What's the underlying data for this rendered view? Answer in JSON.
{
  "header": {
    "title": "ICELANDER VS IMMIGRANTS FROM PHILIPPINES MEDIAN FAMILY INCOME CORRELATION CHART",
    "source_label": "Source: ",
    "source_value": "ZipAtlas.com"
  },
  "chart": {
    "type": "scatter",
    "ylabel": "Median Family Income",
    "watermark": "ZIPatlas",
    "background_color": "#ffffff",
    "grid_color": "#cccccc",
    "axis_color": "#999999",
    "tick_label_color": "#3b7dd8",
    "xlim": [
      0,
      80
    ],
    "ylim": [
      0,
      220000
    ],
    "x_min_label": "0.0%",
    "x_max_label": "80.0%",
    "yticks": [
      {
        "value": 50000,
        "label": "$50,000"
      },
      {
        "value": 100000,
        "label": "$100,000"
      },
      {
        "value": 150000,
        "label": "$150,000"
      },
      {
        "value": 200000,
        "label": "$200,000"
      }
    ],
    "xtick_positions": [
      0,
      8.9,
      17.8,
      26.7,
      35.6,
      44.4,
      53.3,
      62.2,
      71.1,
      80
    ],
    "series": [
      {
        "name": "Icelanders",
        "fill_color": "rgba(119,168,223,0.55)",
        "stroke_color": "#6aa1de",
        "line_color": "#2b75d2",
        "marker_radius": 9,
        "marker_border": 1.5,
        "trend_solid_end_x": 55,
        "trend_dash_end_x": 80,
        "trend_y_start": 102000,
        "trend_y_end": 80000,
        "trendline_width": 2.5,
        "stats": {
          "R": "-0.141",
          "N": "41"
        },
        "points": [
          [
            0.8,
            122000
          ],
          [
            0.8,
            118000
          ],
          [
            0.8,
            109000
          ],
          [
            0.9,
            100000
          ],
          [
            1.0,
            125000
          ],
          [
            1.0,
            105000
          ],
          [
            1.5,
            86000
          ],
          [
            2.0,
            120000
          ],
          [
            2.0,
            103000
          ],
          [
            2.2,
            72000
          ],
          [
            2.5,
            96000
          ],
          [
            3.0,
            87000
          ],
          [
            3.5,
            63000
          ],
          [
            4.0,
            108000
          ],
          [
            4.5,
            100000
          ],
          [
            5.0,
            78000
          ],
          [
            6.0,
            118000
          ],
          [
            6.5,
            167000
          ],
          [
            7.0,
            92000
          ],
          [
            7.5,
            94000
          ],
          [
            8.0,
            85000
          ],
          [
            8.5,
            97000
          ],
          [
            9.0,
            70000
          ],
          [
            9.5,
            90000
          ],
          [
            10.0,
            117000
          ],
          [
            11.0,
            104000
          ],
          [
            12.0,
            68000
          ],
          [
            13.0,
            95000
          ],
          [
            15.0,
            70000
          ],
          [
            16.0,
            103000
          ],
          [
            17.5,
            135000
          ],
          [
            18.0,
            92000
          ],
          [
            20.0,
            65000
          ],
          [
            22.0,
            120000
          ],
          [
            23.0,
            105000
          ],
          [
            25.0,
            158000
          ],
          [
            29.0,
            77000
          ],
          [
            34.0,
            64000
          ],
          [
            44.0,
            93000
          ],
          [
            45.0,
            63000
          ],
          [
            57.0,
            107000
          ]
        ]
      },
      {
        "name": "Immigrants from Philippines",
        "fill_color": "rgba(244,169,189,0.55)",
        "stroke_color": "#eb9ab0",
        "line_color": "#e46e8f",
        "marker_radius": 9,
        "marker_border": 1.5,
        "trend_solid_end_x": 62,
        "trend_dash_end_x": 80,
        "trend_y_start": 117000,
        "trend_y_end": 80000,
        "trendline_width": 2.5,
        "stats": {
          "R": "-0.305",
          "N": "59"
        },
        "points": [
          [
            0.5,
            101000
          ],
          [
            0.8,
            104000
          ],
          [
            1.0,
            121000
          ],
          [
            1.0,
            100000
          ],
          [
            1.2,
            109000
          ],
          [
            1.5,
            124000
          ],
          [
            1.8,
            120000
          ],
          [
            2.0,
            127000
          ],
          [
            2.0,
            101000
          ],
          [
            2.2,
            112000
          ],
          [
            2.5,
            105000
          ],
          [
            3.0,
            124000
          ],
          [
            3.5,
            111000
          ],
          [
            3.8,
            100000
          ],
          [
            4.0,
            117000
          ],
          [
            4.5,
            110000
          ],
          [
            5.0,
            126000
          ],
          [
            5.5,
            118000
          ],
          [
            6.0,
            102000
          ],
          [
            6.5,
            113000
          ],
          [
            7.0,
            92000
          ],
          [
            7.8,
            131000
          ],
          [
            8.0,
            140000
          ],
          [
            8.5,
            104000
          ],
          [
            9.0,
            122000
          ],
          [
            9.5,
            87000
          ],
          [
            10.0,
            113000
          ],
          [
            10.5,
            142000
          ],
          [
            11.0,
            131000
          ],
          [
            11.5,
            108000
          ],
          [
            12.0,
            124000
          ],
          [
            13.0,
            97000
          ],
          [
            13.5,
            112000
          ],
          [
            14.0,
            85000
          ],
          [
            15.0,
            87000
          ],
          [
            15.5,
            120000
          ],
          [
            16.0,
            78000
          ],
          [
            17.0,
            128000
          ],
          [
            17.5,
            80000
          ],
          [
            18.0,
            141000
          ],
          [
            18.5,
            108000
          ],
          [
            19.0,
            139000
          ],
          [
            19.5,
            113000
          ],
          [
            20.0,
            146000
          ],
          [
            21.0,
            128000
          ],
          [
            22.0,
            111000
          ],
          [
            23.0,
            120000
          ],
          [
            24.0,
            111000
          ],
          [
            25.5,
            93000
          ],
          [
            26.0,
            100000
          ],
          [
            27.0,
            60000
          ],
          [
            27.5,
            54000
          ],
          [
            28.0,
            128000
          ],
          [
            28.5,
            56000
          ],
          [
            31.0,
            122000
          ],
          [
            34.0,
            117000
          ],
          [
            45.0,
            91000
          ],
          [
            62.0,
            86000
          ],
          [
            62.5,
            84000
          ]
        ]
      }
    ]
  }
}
* * *
**Stated goal**
Find the word "rgba" in the data and show each line that holds it.

**Solution**
        "fill_color": "rgba(119,168,223,0.55)",
        "fill_color": "rgba(244,169,189,0.55)",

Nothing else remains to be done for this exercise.